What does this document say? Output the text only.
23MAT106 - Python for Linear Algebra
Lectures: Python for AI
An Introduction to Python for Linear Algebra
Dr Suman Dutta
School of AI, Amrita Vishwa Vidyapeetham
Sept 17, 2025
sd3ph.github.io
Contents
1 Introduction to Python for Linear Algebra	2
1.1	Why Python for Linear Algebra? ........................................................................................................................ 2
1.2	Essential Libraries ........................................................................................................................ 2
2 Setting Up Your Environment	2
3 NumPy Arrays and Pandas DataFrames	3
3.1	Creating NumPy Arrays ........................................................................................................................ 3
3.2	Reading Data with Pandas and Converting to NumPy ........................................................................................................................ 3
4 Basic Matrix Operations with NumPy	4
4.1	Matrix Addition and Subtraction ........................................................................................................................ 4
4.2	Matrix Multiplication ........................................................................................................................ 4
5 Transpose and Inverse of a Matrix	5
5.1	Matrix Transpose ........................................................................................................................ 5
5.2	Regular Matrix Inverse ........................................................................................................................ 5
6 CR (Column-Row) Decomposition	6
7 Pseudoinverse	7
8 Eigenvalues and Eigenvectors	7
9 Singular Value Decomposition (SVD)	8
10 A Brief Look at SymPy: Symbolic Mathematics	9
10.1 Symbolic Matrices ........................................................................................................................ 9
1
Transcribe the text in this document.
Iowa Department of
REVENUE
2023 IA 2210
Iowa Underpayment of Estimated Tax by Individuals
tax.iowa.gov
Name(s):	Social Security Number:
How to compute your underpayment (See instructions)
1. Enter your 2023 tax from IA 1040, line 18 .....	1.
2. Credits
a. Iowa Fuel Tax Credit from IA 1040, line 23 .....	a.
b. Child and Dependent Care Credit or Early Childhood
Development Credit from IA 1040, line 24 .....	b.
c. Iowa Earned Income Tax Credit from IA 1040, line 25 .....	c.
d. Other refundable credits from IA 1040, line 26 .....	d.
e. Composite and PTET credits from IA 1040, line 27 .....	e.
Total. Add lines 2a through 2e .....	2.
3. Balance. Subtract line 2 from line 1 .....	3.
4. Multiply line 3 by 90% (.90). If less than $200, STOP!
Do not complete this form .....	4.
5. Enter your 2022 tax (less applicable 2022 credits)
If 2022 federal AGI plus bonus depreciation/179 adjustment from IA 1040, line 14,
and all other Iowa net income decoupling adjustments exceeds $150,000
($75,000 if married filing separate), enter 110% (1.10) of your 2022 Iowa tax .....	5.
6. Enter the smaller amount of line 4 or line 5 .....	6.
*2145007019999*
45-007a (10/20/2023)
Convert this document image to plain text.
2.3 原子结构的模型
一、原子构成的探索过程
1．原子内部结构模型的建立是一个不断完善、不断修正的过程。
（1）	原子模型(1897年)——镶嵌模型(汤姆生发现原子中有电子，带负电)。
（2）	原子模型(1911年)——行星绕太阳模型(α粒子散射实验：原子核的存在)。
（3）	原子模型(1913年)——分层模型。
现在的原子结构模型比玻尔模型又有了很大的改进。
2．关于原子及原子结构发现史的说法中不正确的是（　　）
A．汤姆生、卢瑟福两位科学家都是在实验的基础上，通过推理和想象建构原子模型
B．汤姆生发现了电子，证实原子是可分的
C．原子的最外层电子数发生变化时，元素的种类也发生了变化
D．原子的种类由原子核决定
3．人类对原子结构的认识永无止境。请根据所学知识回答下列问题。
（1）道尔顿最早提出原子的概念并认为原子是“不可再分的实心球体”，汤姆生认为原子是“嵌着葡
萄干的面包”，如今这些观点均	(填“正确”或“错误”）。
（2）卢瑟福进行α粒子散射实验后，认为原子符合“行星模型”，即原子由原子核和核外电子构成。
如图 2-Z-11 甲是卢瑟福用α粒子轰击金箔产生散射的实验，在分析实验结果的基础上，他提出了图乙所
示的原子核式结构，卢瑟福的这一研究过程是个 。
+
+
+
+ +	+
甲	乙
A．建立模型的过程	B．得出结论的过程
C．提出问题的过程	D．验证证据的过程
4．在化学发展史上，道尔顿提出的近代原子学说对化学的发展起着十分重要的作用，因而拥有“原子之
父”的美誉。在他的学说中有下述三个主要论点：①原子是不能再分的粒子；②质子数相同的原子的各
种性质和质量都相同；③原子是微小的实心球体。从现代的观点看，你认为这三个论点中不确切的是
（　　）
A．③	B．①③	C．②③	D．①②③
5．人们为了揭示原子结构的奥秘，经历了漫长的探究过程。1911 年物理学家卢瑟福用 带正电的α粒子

★ ★ ★

Description of the task
Set all of the records down again, exactly as they stand.

Worked answer
What does this document say? Output the text only.
23MAT106 - Python for Linear Algebra
Lectures: Python for AI
An Introduction to Python for Linear Algebra
Dr Suman Dutta
School of AI, Amrita Vishwa Vidyapeetham
Sept 17, 2025
sd3ph.github.io
Contents
1 Introduction to Python for Linear Algebra	2
1.1	Why Python for Linear Algebra? ........................................................................................................................ 2
1.2	Essential Libraries ........................................................................................................................ 2
2 Setting Up Your Environment	2
3 NumPy Arrays and Pandas DataFrames	3
3.1	Creating NumPy Arrays ........................................................................................................................ 3
3.2	Reading Data with Pandas and Converting to NumPy ........................................................................................................................ 3
4 Basic Matrix Operations with NumPy	4
4.1	Matrix Addition and Subtraction ........................................................................................................................ 4
4.2	Matrix Multiplication ........................................................................................................................ 4
5 Transpose and Inverse of a Matrix	5
5.1	Matrix Transpose ........................................................................................................................ 5
5.2	Regular Matrix Inverse ........................................................................................................................ 5
6 CR (Column-Row) Decomposition	6
7 Pseudoinverse	7
8 Eigenvalues and Eigenvectors	7
9 Singular Value Decomposition (SVD)	8
10 A Brief Look at SymPy: Symbolic Mathematics	9
10.1 Symbolic Matrices ........................................................................................................................ 9
1
Transcribe the text in this document.
Iowa Department of
REVENUE
2023 IA 2210
Iowa Underpayment of Estimated Tax by Individuals
tax.iowa.gov
Name(s):	Social Security Number:
How to compute your underpayment (See instructions)
1. Enter your 2023 tax from IA 1040, line 18 .....	1.
2. Credits
a. Iowa Fuel Tax Credit from IA 1040, line 23 .....	a.
b. Child and Dependent Care Credit or Early Childhood
Development Credit from IA 1040, line 24 .....	b.
c. Iowa Earned Income Tax Credit from IA 1040, line 25 .....	c.
d. Other refundable credits from IA 1040, line 26 .....	d.
e. Composite and PTET credits from IA 1040, line 27 .....	e.
Total. Add lines 2a through 2e .....	2.
3. Balance. Subtract line 2 from line 1 .....	3.
4. Multiply line 3 by 90% (.90). If less than $200, STOP!
Do not complete this form .....	4.
5. Enter your 2022 tax (less applicable 2022 credits)
If 2022 federal AGI plus bonus depreciation/179 adjustment from IA 1040, line 14,
and all other Iowa net income decoupling adjustments exceeds $150,000
($75,000 if married filing separate), enter 110% (1.10) of your 2022 Iowa tax .....	5.
6. Enter the smaller amount of line 4 or line 5 .....	6.
*2145007019999*
45-007a (10/20/2023)
Convert this document image to plain text.
2.3 原子结构的模型
一、原子构成的探索过程
1．原子内部结构模型的建立是一个不断完善、不断修正的过程。
（1）	原子模型(1897年)——镶嵌模型(汤姆生发现原子中有电子，带负电)。
（2）	原子模型(1911年)——行星绕太阳模型(α粒子散射实验：原子核的存在)。
（3）	原子模型(1913年)——分层模型。
现在的原子结构模型比玻尔模型又有了很大的改进。
2．关于原子及原子结构发现史的说法中不正确的是（　　）
A．汤姆生、卢瑟福两位科学家都是在实验的基础上，通过推理和想象建构原子模型
B．汤姆生发现了电子，证实原子是可分的
C．原子的最外层电子数发生变化时，元素的种类也发生了变化
D．原子的种类由原子核决定
3．人类对原子结构的认识永无止境。请根据所学知识回答下列问题。
（1）道尔顿最早提出原子的概念并认为原子是“不可再分的实心球体”，汤姆生认为原子是“嵌着葡
萄干的面包”，如今这些观点均	(填“正确”或“错误”）。
（2）卢瑟福进行α粒子散射实验后，认为原子符合“行星模型”，即原子由原子核和核外电子构成。
如图 2-Z-11 甲是卢瑟福用α粒子轰击金箔产生散射的实验，在分析实验结果的基础上，他提出了图乙所
示的原子核式结构，卢瑟福的这一研究过程是个 。
+
+
+
+ +	+
甲	乙
A．建立模型的过程	B．得出结论的过程
C．提出问题的过程	D．验证证据的过程
4．在化学发展史上，道尔顿提出的近代原子学说对化学的发展起着十分重要的作用，因而拥有“原子之
父”的美誉。在他的学说中有下述三个主要论点：①原子是不能再分的粒子；②质子数相同的原子的各
种性质和质量都相同；③原子是微小的实心球体。从现代的观点看，你认为这三个论点中不确切的是
（　　）
A．③	B．①③	C．②③	D．①②③
5．人们为了揭示原子结构的奥秘，经历了漫长的探究过程。1911 年物理学家卢瑟福用 带正电的α粒子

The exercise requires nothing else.